*Your task*. Copy each line in which the string "style" occurs.

(Entries with figure data)

______________________________

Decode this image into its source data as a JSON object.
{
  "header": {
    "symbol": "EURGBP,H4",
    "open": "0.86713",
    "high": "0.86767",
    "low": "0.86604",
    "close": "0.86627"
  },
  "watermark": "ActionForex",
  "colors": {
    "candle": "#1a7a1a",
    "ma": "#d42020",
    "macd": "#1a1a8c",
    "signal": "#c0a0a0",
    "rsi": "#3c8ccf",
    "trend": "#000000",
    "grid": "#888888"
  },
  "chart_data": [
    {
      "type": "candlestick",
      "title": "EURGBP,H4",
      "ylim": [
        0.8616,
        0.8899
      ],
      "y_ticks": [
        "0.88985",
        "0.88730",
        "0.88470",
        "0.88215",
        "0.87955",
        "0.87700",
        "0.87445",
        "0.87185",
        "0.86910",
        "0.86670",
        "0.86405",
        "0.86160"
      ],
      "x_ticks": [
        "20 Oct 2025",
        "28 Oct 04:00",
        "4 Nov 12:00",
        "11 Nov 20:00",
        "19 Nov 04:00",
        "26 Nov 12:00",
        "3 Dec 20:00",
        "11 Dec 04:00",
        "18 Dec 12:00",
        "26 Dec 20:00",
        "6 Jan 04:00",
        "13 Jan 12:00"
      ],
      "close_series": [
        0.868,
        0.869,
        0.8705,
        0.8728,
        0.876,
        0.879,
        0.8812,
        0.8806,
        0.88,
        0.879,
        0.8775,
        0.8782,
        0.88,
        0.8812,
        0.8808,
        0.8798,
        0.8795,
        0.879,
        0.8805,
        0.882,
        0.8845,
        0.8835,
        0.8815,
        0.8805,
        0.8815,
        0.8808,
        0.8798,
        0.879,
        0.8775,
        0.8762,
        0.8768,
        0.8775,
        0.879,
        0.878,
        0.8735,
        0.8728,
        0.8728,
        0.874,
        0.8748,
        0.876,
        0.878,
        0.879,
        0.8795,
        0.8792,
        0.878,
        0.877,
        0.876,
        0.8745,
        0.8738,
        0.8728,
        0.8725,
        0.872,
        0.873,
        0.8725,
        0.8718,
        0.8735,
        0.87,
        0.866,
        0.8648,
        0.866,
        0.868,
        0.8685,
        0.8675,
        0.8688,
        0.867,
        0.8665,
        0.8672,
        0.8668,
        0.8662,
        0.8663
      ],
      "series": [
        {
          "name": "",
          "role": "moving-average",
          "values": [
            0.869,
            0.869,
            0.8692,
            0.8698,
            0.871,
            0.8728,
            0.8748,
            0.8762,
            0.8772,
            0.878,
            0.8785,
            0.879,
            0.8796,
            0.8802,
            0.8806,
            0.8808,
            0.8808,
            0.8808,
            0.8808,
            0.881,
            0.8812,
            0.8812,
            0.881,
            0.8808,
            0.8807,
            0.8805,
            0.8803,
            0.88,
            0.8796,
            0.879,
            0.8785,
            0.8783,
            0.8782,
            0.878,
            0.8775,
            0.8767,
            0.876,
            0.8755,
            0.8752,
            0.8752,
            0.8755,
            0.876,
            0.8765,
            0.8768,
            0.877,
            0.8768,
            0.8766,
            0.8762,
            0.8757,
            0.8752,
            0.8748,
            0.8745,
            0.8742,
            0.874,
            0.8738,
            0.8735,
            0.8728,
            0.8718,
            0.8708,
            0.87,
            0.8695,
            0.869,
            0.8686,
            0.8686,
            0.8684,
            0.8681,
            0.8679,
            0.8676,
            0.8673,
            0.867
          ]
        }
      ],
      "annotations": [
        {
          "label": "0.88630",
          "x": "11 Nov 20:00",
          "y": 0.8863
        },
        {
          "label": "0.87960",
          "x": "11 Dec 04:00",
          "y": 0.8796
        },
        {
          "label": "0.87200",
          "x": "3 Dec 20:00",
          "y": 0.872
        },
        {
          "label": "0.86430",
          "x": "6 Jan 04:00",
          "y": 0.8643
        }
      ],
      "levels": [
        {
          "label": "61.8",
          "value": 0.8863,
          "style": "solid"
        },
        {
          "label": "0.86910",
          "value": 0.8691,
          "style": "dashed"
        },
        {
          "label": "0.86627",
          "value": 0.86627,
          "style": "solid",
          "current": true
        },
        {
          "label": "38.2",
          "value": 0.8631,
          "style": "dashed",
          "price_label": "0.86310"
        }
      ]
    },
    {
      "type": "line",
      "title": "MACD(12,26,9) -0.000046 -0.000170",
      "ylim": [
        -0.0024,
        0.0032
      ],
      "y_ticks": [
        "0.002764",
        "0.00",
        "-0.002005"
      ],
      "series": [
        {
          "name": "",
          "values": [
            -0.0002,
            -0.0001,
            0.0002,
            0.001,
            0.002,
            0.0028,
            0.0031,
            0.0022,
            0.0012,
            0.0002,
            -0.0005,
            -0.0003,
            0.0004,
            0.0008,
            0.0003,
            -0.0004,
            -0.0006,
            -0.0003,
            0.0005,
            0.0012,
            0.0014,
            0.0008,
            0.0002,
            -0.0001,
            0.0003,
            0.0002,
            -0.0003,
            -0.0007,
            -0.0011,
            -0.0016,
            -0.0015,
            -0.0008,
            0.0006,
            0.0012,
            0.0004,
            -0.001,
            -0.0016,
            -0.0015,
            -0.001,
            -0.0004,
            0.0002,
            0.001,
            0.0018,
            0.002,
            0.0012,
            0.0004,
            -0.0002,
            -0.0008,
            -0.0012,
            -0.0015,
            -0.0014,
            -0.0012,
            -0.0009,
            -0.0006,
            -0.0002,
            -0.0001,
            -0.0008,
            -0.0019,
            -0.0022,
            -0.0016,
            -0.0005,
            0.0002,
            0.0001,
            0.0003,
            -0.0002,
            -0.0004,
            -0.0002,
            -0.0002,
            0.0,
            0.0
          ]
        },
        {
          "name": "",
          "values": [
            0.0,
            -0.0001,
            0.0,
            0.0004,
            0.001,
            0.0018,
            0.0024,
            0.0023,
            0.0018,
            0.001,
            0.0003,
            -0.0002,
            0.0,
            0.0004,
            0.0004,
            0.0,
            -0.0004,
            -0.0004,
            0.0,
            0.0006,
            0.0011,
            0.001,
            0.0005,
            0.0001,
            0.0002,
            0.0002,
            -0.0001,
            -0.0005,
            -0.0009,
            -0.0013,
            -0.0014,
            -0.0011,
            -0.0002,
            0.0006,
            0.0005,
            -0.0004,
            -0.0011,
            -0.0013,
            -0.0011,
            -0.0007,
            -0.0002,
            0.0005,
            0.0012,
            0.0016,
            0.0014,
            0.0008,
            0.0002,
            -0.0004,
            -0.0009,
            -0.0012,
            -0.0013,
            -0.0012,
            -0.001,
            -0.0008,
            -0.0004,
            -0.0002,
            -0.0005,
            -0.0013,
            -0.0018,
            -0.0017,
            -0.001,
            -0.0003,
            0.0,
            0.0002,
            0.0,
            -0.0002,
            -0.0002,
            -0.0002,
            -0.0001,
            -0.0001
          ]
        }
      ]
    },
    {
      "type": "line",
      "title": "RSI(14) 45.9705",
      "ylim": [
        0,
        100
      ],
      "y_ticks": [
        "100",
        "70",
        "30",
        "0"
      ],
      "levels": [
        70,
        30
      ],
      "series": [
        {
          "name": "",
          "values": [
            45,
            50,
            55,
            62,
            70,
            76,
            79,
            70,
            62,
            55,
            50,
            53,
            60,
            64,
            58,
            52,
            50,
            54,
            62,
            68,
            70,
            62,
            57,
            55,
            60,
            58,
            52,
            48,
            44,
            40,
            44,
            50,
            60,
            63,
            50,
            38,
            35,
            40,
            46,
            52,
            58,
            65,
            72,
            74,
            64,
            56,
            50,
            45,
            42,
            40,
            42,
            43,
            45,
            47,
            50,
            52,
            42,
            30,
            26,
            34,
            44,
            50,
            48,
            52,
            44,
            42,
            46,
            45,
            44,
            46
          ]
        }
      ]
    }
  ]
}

______________________________

*Solution for this problem*.
          "style": "solid"
          "style": "dashed"
          "style": "solid",
          "style": "dashed",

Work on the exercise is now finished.